[Recorded data]
(begin)

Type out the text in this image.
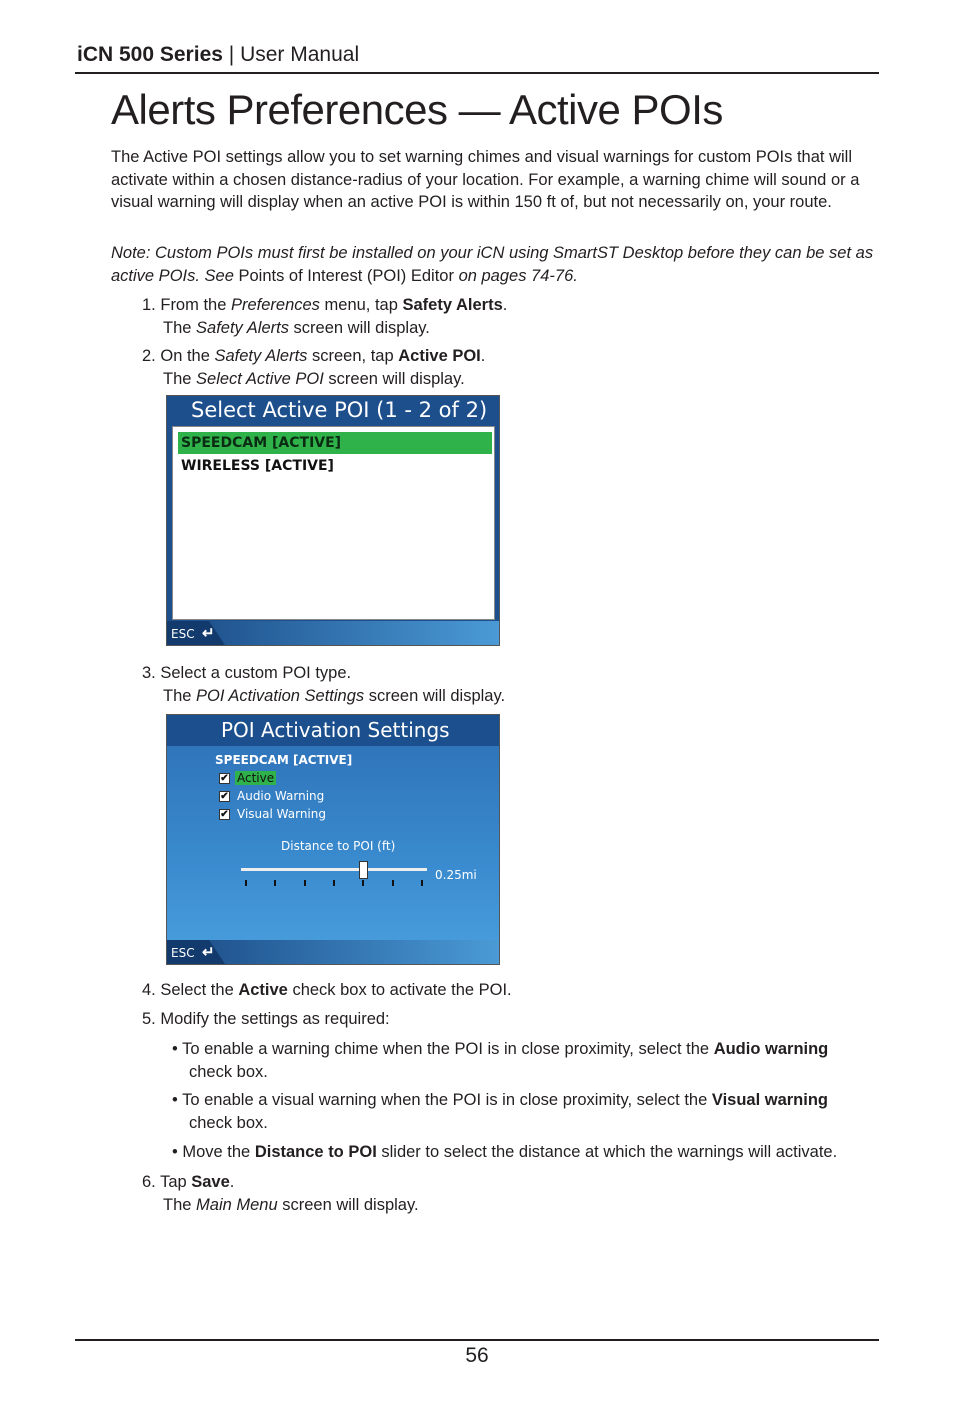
iCN 500 Series | User Manual
Alerts Preferences — Active POIs

The Active POI settings allow you to set warning chimes and visual warnings for custom POIs that will activate within a chosen distance-radius of your location. For example, a warning chime will sound or a visual warning will display when an active POI is within 150 ft of, but not necessarily on, your route.

Note: Custom POIs must first be installed on your iCN using SmartST Desktop before they can be set as active POIs. See Points of Interest (POI) Editor on pages 74-76.

1. From the Preferences menu, tap Safety Alerts.
The Safety Alerts screen will display.
2. On the Safety Alerts screen, tap Active POI.
The Select Active POI screen will display.
Select Active POI (1 - 2 of 2)
SPEEDCAM [ACTIVE]
WIRELESS [ACTIVE]
ESC ↵
3. Select a custom POI type.
The POI Activation Settings screen will display.
POI Activation Settings
SPEEDCAM [ACTIVE]
✔ Active
✔ Audio Warning
✔ Visual Warning
Distance to POI (ft)
0.25mi
ESC ↵
4. Select the Active check box to activate the POI.
5. Modify the settings as required:
• To enable a warning chime when the POI is in close proximity, select the Audio warning
check box.
• To enable a visual warning when the POI is in close proximity, select the Visual warning
check box.
• Move the Distance to POI slider to select the distance at which the warnings will activate.
6. Tap Save.
The Main Menu screen will display.
56
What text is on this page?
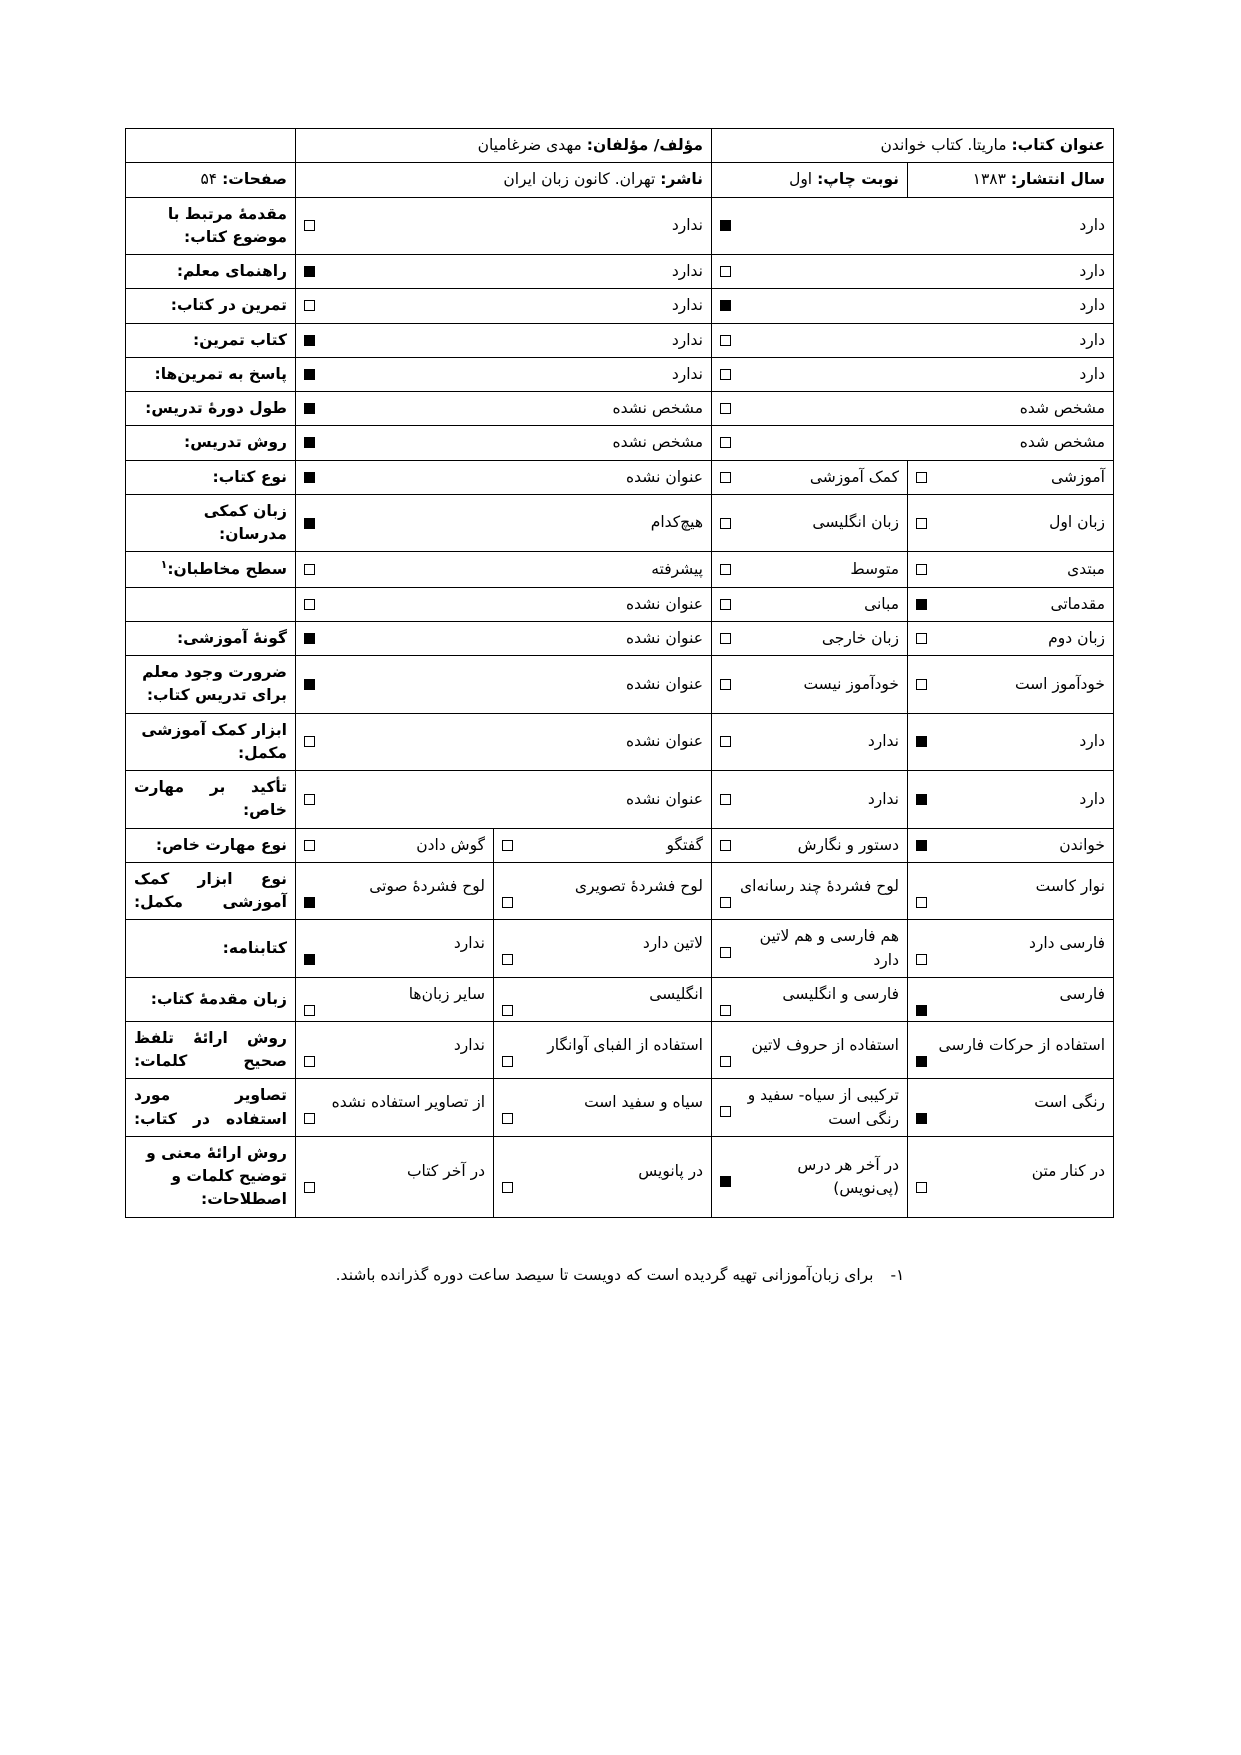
عنوان کتاب: ماریتا. کتاب خواندن		مؤلف/ مؤلفان: مهدی ضرغامیان		
سال انتشار: ۱۳۸۳	نوبت چاپ: اول	ناشر: تهران. کانون زبان ایران		صفحات: ۵۴

دارد		ندارد		مقدمهٔ مرتبط با موضوع کتاب:

دارد		ندارد		راهنمای معلم:

دارد		ندارد		تمرین در کتاب:

دارد		ندارد		کتاب تمرین:

دارد		ندارد		پاسخ به تمرین‌ها:

مشخص شده		مشخص نشده		طول دورهٔ تدریس:

مشخص شده		مشخص نشده		روش تدریس:

آموزشی	کمک آموزشی	عنوان نشده		نوع کتاب:

زبان اول	زبان انگلیسی	هیچ‌کدام		زبان کمکی مدرسان:

مبتدی	متوسط	پیشرفته		سطح مخاطبان:$^۱$

مقدماتی	مبانی	عنوان نشده		

زبان دوم	زبان خارجی	عنوان نشده		گونهٔ آموزشی:

خودآموز است	خودآموز نیست	عنوان نشده		ضرورت وجود معلم برای تدریس کتاب:

دارد	ندارد	عنوان نشده		ابزار کمک آموزشی مکمل:

دارد	ندارد	عنوان نشده		تأکید بر مهارت خاص:

خواندن	دستور و نگارش	گفتگو	گوش دادن	نوع مهارت خاص:

نوار کاست	لوح فشردهٔ چند رسانه‌ای	لوح فشردهٔ تصویری	لوح فشردهٔ صوتی	نوع ابزار کمک آموزشی مکمل:

فارسی دارد	هم فارسی و هم لاتین دارد	لاتین دارد	ندارد	کتابنامه:

فارسی	فارسی و انگلیسی	انگلیسی	سایر زبان‌ها	زبان مقدمهٔ کتاب:

استفاده از حرکات فارسی	استفاده از حروف لاتین	استفاده از الفبای آوانگار	ندارد	روش ارائهٔ تلفظ صحیح کلمات:

رنگی است	ترکیبی از سیاه- سفید و رنگی است	سیاه و سفید است	از تصاویر استفاده نشده	تصاویر مورد استفاده در کتاب:

در کنار متن	در آخر هر درس (پی‌نویس)	در پانویس	در آخر کتاب	روش ارائهٔ معنی و توضیح کلمات و اصطلاحات:
۱- برای زبان‌آموزانی تهیه گردیده است که دویست تا سیصد ساعت دوره گذرانده باشند.
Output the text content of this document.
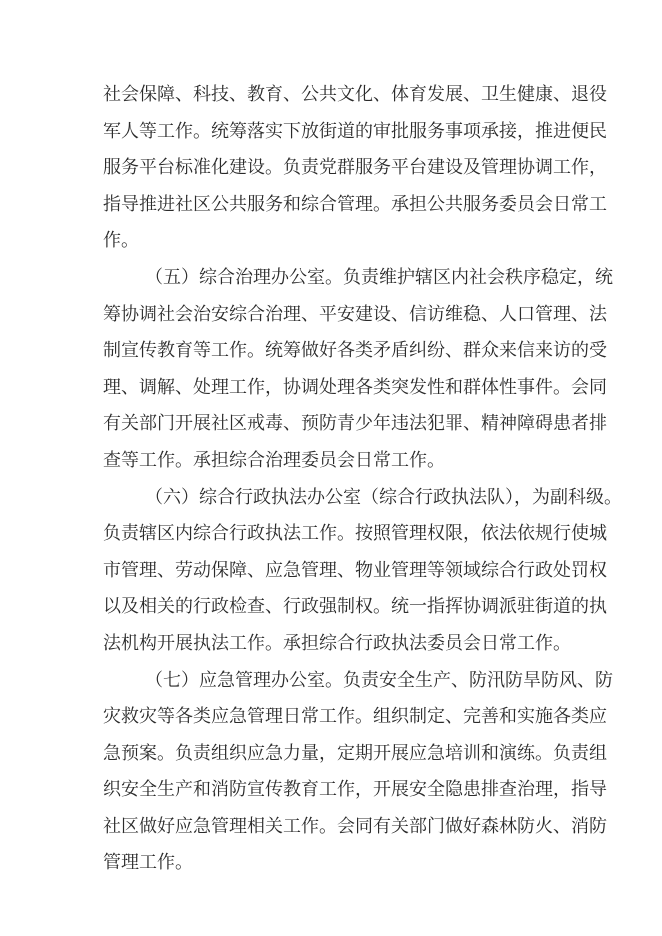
社会保障、科技、教育、公共文化、体育发展、卫生健康、退役
军人等工作。统筹落实下放街道的审批服务事项承接，推进便民
服务平台标准化建设。负责党群服务平台建设及管理协调工作，
指导推进社区公共服务和综合管理。承担公共服务委员会日常工
作。
（五）综合治理办公室。负责维护辖区内社会秩序稳定，统
筹协调社会治安综合治理、平安建设、信访维稳、人口管理、法
制宣传教育等工作。统筹做好各类矛盾纠纷、群众来信来访的受
理、调解、处理工作，协调处理各类突发性和群体性事件。会同
有关部门开展社区戒毒、预防青少年违法犯罪、精神障碍患者排
查等工作。承担综合治理委员会日常工作。
（六）综合行政执法办公室（综合行政执法队），为副科级。
负责辖区内综合行政执法工作。按照管理权限，依法依规行使城
市管理、劳动保障、应急管理、物业管理等领域综合行政处罚权
以及相关的行政检查、行政强制权。统一指挥协调派驻街道的执
法机构开展执法工作。承担综合行政执法委员会日常工作。
（七）应急管理办公室。负责安全生产、防汛防旱防风、防
灾救灾等各类应急管理日常工作。组织制定、完善和实施各类应
急预案。负责组织应急力量，定期开展应急培训和演练。负责组
织安全生产和消防宣传教育工作，开展安全隐患排查治理，指导
社区做好应急管理相关工作。会同有关部门做好森林防火、消防
管理工作。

(end)

Written request =
All records must be output exactly as they are, except for the pictures, which are left out.

Task result =
Type out the text in this image.
iCN 500 Series | User Manual
Alerts Preferences — Active POIs

The Active POI settings allow you to set warning chimes and visual warnings for custom POIs that will activate within a chosen distance-radius of your location. For example, a warning chime will sound or a visual warning will display when an active POI is within 150 ft of, but not necessarily on, your route.

Note: Custom POIs must first be installed on your iCN using SmartST Desktop before they can be set as active POIs. See Points of Interest (POI) Editor on pages 74-76.

1. From the Preferences menu, tap Safety Alerts.
The Safety Alerts screen will display.
2. On the Safety Alerts screen, tap Active POI.
The Select Active POI screen will display.
Select Active POI (1 - 2 of 2)
SPEEDCAM [ACTIVE]
WIRELESS [ACTIVE]
ESC ↵
3. Select a custom POI type.
The POI Activation Settings screen will display.
POI Activation Settings
SPEEDCAM [ACTIVE]
✔ Active
✔ Audio Warning
✔ Visual Warning
Distance to POI (ft)
0.25mi
ESC ↵
4. Select the Active check box to activate the POI.
5. Modify the settings as required:
• To enable a warning chime when the POI is in close proximity, select the Audio warning
check box.
• To enable a visual warning when the POI is in close proximity, select the Visual warning
check box.
• Move the Distance to POI slider to select the distance at which the warnings will activate.
6. Tap Save.
The Main Menu screen will display.
56
What text is on this page?
عنوان کتاب: ماریتا. کتاب خواندن		مؤلف/ مؤلفان: مهدی ضرغامیان		
سال انتشار: ۱۳۸۳	نوبت چاپ: اول	ناشر: تهران. کانون زبان ایران		صفحات: ۵۴

دارد		ندارد		مقدمهٔ مرتبط با موضوع کتاب:

دارد		ندارد		راهنمای معلم:

دارد		ندارد		تمرین در کتاب:

دارد		ندارد		کتاب تمرین:

دارد		ندارد		پاسخ به تمرین‌ها:

مشخص شده		مشخص نشده		طول دورهٔ تدریس:

مشخص شده		مشخص نشده		روش تدریس:

آموزشی	کمک آموزشی	عنوان نشده		نوع کتاب:

زبان اول	زبان انگلیسی	هیچ‌کدام		زبان کمکی مدرسان:

مبتدی	متوسط	پیشرفته		سطح مخاطبان:$^۱$

مقدماتی	مبانی	عنوان نشده		

زبان دوم	زبان خارجی	عنوان نشده		گونهٔ آموزشی:

خودآموز است	خودآموز نیست	عنوان نشده		ضرورت وجود معلم برای تدریس کتاب:

دارد	ندارد	عنوان نشده		ابزار کمک آموزشی مکمل:

دارد	ندارد	عنوان نشده		تأکید بر مهارت خاص:

خواندن	دستور و نگارش	گفتگو	گوش دادن	نوع مهارت خاص:

نوار کاست	لوح فشردهٔ چند رسانه‌ای	لوح فشردهٔ تصویری	لوح فشردهٔ صوتی	نوع ابزار کمک آموزشی مکمل:

فارسی دارد	هم فارسی و هم لاتین دارد	لاتین دارد	ندارد	کتابنامه:

فارسی	فارسی و انگلیسی	انگلیسی	سایر زبان‌ها	زبان مقدمهٔ کتاب:

استفاده از حرکات فارسی	استفاده از حروف لاتین	استفاده از الفبای آوانگار	ندارد	روش ارائهٔ تلفظ صحیح کلمات:

رنگی است	ترکیبی از سیاه- سفید و رنگی است	سیاه و سفید است	از تصاویر استفاده نشده	تصاویر مورد استفاده در کتاب:

در کنار متن	در آخر هر درس (پی‌نویس)	در پانویس	در آخر کتاب	روش ارائهٔ معنی و توضیح کلمات و اصطلاحات:
۱- برای زبان‌آموزانی تهیه گردیده است که دویست تا سیصد ساعت دوره گذرانده باشند.
Output the text content of this document.
社会保障、科技、教育、公共文化、体育发展、卫生健康、退役
军人等工作。统筹落实下放街道的审批服务事项承接，推进便民
服务平台标准化建设。负责党群服务平台建设及管理协调工作，
指导推进社区公共服务和综合管理。承担公共服务委员会日常工
作。
（五）综合治理办公室。负责维护辖区内社会秩序稳定，统
筹协调社会治安综合治理、平安建设、信访维稳、人口管理、法
制宣传教育等工作。统筹做好各类矛盾纠纷、群众来信来访的受
理、调解、处理工作，协调处理各类突发性和群体性事件。会同
有关部门开展社区戒毒、预防青少年违法犯罪、精神障碍患者排
查等工作。承担综合治理委员会日常工作。
（六）综合行政执法办公室（综合行政执法队），为副科级。
负责辖区内综合行政执法工作。按照管理权限，依法依规行使城
市管理、劳动保障、应急管理、物业管理等领域综合行政处罚权
以及相关的行政检查、行政强制权。统一指挥协调派驻街道的执
法机构开展执法工作。承担综合行政执法委员会日常工作。
（七）应急管理办公室。负责安全生产、防汛防旱防风、防
灾救灾等各类应急管理日常工作。组织制定、完善和实施各类应
急预案。负责组织应急力量，定期开展应急培训和演练。负责组
织安全生产和消防宣传教育工作，开展安全隐患排查治理，指导
社区做好应急管理相关工作。会同有关部门做好森林防火、消防
管理工作。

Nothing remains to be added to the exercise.